Below are the records. Gather each line that holds "this".

### DATASET RECORDS

▽

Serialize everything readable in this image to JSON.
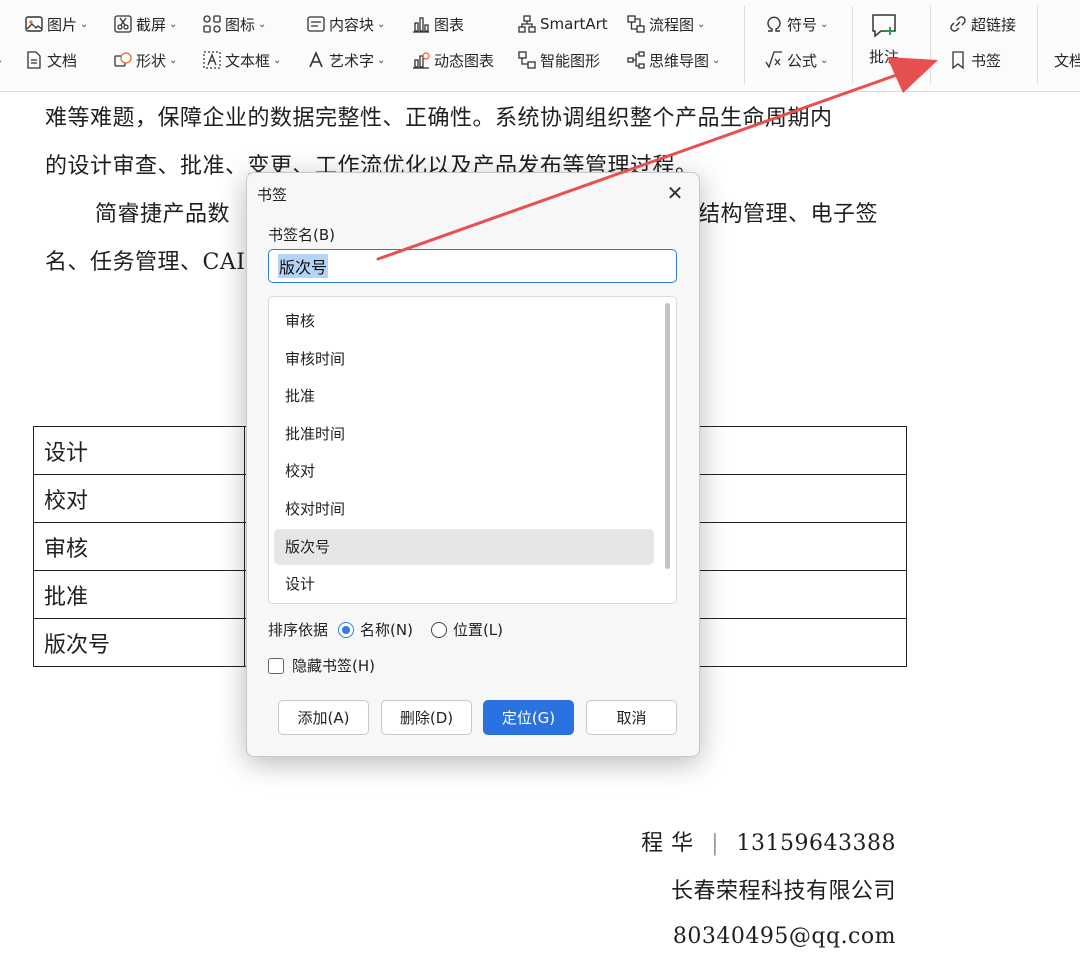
{
  "ribbon": {
    "row1": {
      "picture": "图片",
      "screenshot": "截屏",
      "icons": "图标",
      "content_block": "内容块",
      "chart": "图表",
      "smartart": "SmartArt",
      "flowchart": "流程图",
      "symbol": "符号",
      "hyperlink": "超链接"
    },
    "row2": {
      "document": "文档",
      "shapes": "形状",
      "textbox": "文本框",
      "wordart": "艺术字",
      "dynamic_chart": "动态图表",
      "smart_graphic": "智能图形",
      "mindmap": "思维导图",
      "formula": "公式",
      "bookmark": "书签",
      "doc_cut": "文档"
    },
    "comment": "批注"
  },
  "document": {
    "line1": "难等难题，保障企业的数据完整性、正确性。系统协调组织整个产品生命周期内",
    "line2": "的设计审查、批准、变更、工作流优化以及产品发布等管理过程。",
    "line3a": "简睿捷产品数",
    "line3b": "结构管理、电子签",
    "line4": "名、任务管理、CAI",
    "table_rows": [
      "设计",
      "校对",
      "审核",
      "批准",
      "版次号"
    ],
    "signature": {
      "name": "程 华",
      "divider": "|",
      "phone": "13159643388",
      "company": "长春荣程科技有限公司",
      "email": "80340495@qq.com"
    }
  },
  "dialog": {
    "title": "书签",
    "name_label": "书签名(B)",
    "name_value": "版次号",
    "list_items": [
      "审核",
      "审核时间",
      "批准",
      "批准时间",
      "校对",
      "校对时间",
      "版次号",
      "设计"
    ],
    "selected_item": "版次号",
    "sort_label": "排序依据",
    "sort_by_name": "名称(N)",
    "sort_by_position": "位置(L)",
    "sort_selected": "name",
    "hide_label": "隐藏书签(H)",
    "hide_checked": false,
    "buttons": {
      "add": "添加(A)",
      "delete": "删除(D)",
      "goto": "定位(G)",
      "cancel": "取消"
    }
  },
  "colors": {
    "accent": "#2a72e0",
    "arrow": "#e8504f",
    "selection": "#b3d3f7"
  }
}
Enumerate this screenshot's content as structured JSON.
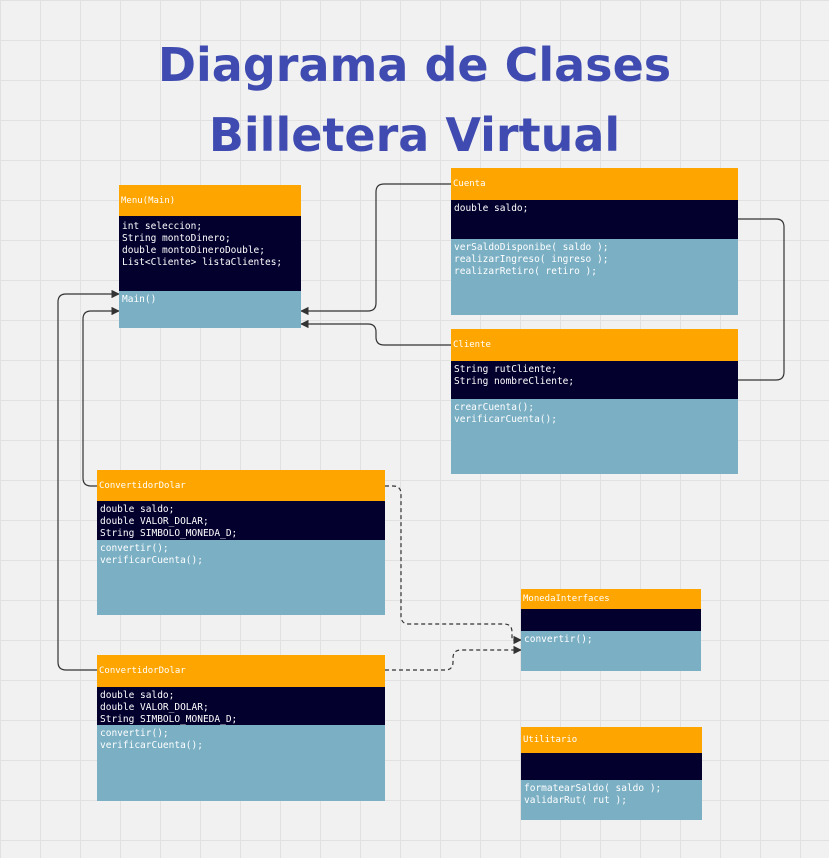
{
  "title": {
    "line1": "Diagrama de Clases",
    "line2": "Billetera Virtual"
  },
  "classes": {
    "menu": {
      "name": "Menu(Main)",
      "attributes": [
        "int seleccion;",
        "String montoDinero;",
        "double montoDineroDouble;",
        "List<Cliente> listaClientes;"
      ],
      "methods": [
        "Main()"
      ]
    },
    "cuenta": {
      "name": "Cuenta",
      "attributes": [
        "double saldo;"
      ],
      "methods": [
        "verSaldoDisponibe( saldo );",
        "realizarIngreso( ingreso );",
        "realizarRetiro( retiro );"
      ]
    },
    "cliente": {
      "name": "Cliente",
      "attributes": [
        "String rutCliente;",
        "String nombreCliente;"
      ],
      "methods": [
        "crearCuenta();",
        "verificarCuenta();"
      ]
    },
    "convertidor1": {
      "name": "ConvertidorDolar",
      "attributes": [
        "double saldo;",
        "double VALOR_DOLAR;",
        "String SIMBOLO_MONEDA_D;"
      ],
      "methods": [
        "convertir();",
        "verificarCuenta();"
      ]
    },
    "convertidor2": {
      "name": "ConvertidorDolar",
      "attributes": [
        "double saldo;",
        "double VALOR_DOLAR;",
        "String SIMBOLO_MONEDA_D;"
      ],
      "methods": [
        "convertir();",
        "verificarCuenta();"
      ]
    },
    "moneda": {
      "name": "MonedaInterfaces",
      "attributes": [],
      "methods": [
        "convertir();"
      ]
    },
    "utilitario": {
      "name": "Utilitario",
      "attributes": [],
      "methods": [
        "formatearSaldo( saldo );",
        "validarRut( rut );"
      ]
    }
  },
  "relations": [
    {
      "from": "Cuenta",
      "to": "Menu(Main)",
      "style": "solid-arrow"
    },
    {
      "from": "Cliente",
      "to": "Menu(Main)",
      "style": "solid-arrow"
    },
    {
      "from": "Cuenta",
      "to": "Cliente",
      "style": "solid-line"
    },
    {
      "from": "ConvertidorDolar",
      "to": "Menu(Main)",
      "style": "solid-arrow"
    },
    {
      "from": "ConvertidorDolar",
      "to": "Menu(Main)",
      "style": "solid-arrow"
    },
    {
      "from": "ConvertidorDolar",
      "to": "MonedaInterfaces",
      "style": "dashed-arrow"
    },
    {
      "from": "ConvertidorDolar",
      "to": "MonedaInterfaces",
      "style": "dashed-arrow"
    }
  ]
}
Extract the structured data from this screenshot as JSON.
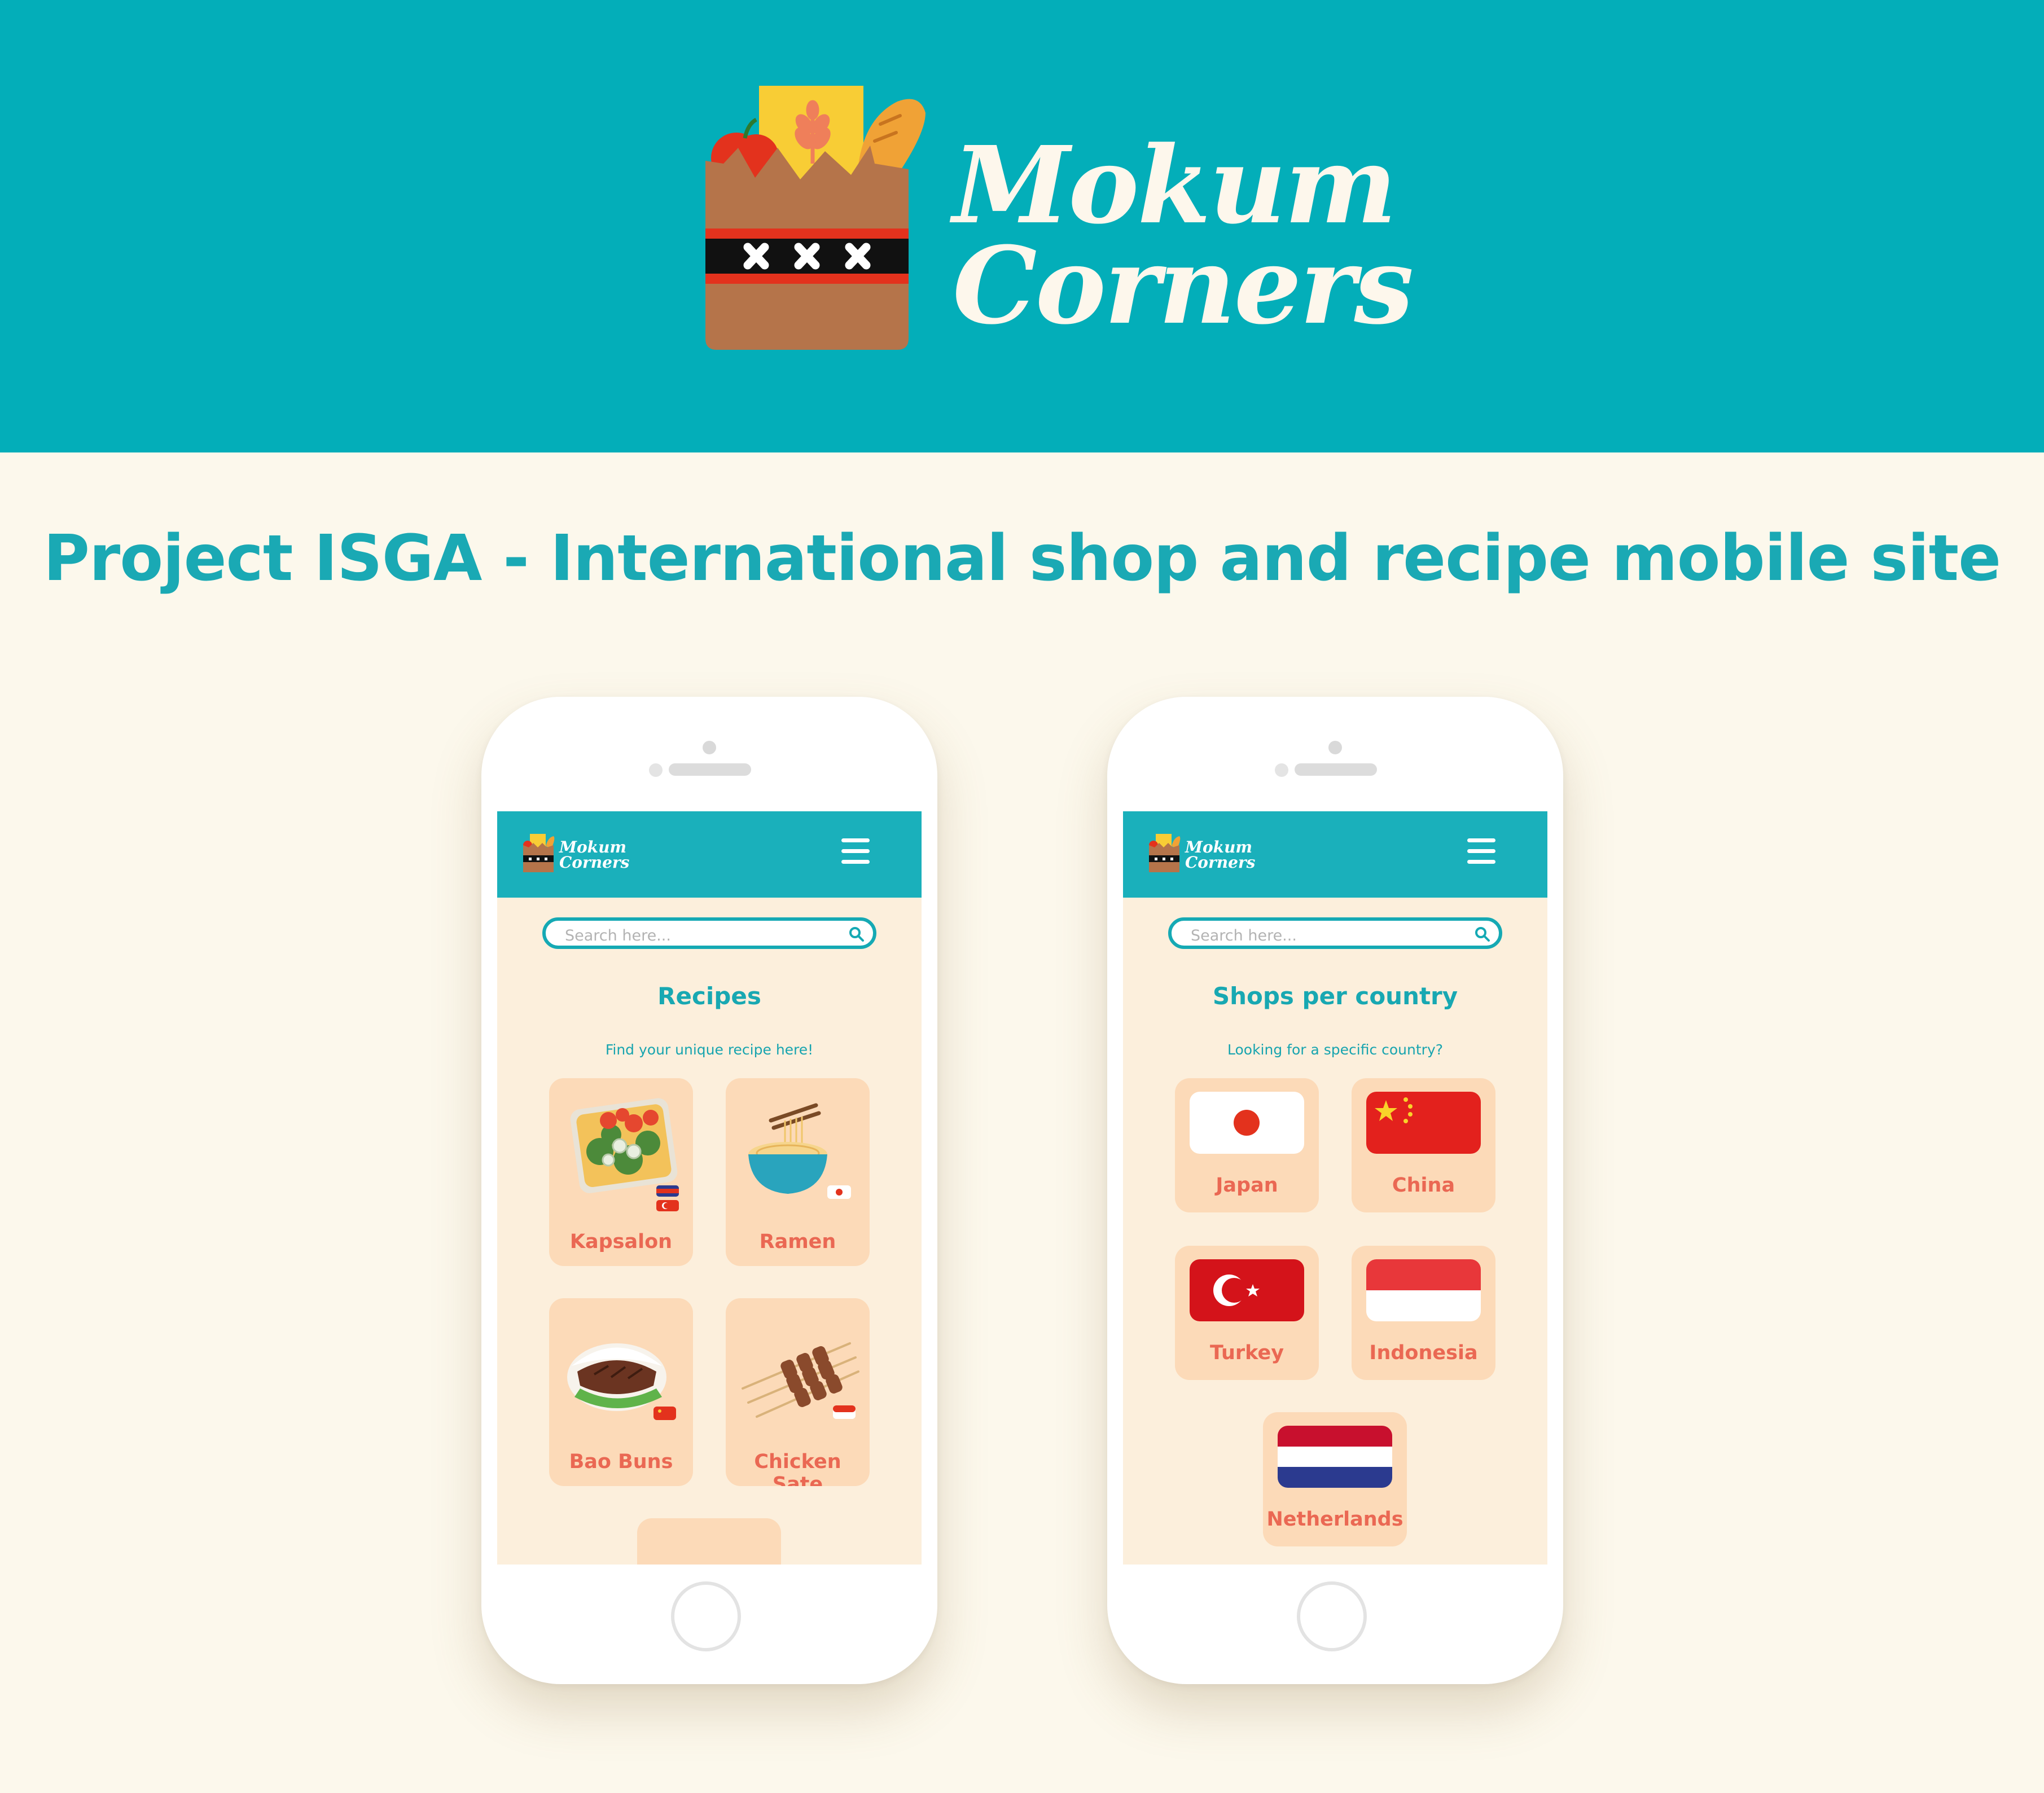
{
  "colors": {
    "teal": "#03aeb9",
    "cream": "#fcf8ec",
    "card": "#fcdab8",
    "label": "#ea6853"
  },
  "brand": {
    "line1": "Mokum",
    "line2": "Corners"
  },
  "headline": "Project ISGA - International shop and recipe mobile site",
  "search": {
    "placeholder": "Search here..."
  },
  "recipes_screen": {
    "title": "Recipes",
    "subtitle": "Find your unique recipe here!",
    "cards": [
      {
        "label": "Kapsalon",
        "icon": "kapsalon-dish-icon"
      },
      {
        "label": "Ramen",
        "icon": "ramen-bowl-icon"
      },
      {
        "label": "Bao Buns",
        "icon": "bao-bun-icon"
      },
      {
        "label": "Chicken Sate",
        "icon": "chicken-skewers-icon"
      }
    ]
  },
  "shops_screen": {
    "title": "Shops per country",
    "subtitle": "Looking for a specific country?",
    "countries": [
      {
        "label": "Japan",
        "icon": "japan-flag-icon"
      },
      {
        "label": "China",
        "icon": "china-flag-icon"
      },
      {
        "label": "Turkey",
        "icon": "turkey-flag-icon"
      },
      {
        "label": "Indonesia",
        "icon": "indonesia-flag-icon"
      },
      {
        "label": "Netherlands",
        "icon": "netherlands-flag-icon"
      }
    ]
  }
}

△

### EXERCISE SOLUTION
Serialize everything readable in this image to JSON.
Enumerate this screenshot's content as structured JSON.
Extract the structured data from this screenshot as JSON.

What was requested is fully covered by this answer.